■ Direction
Identify every line in the records below that contains the word "netoi", and copy each of those lines.
══ Stored records ══
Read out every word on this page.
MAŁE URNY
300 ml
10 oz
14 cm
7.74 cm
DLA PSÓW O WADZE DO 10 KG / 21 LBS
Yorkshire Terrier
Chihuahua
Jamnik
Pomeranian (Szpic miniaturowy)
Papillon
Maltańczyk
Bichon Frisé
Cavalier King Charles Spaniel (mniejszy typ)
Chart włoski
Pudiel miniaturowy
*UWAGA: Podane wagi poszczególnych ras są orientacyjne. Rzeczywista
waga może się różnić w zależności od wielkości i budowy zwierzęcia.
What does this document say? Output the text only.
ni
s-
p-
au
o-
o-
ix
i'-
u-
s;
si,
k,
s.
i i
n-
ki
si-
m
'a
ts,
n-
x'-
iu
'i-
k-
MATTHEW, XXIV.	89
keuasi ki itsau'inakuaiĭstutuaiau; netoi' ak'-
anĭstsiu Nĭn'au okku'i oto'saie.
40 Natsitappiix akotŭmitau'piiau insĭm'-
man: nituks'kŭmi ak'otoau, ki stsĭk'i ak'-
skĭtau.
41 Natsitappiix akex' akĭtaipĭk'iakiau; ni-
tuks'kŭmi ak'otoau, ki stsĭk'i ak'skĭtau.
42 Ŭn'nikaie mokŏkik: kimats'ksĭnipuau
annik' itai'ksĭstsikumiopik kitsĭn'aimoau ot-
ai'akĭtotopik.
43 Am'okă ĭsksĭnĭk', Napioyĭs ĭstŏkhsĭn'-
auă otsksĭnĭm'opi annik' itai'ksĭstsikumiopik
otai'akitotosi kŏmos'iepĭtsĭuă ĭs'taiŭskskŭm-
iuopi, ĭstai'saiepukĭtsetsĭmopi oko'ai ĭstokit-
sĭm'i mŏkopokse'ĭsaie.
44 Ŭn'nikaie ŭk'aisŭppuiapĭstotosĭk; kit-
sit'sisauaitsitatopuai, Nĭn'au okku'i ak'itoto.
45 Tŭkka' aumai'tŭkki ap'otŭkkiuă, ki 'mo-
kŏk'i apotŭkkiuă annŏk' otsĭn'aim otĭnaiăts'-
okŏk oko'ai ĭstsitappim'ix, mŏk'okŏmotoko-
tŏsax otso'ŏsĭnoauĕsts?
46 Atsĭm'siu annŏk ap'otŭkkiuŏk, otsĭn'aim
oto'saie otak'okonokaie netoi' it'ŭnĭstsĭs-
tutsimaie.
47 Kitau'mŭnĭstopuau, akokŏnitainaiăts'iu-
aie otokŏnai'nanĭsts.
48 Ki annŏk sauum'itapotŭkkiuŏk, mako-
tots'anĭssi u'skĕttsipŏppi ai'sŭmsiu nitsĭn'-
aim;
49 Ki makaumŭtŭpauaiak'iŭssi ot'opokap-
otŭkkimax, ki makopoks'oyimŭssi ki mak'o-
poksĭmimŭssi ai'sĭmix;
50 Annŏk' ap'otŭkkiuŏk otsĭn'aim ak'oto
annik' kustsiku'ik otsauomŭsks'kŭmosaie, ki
═══
■ Response to this task
keuasi ki itsau'inakuaiĭstutuaiau; netoi' ak'-
oto'saie otak'okonokaie netoi' it'ŭnĭstsĭs-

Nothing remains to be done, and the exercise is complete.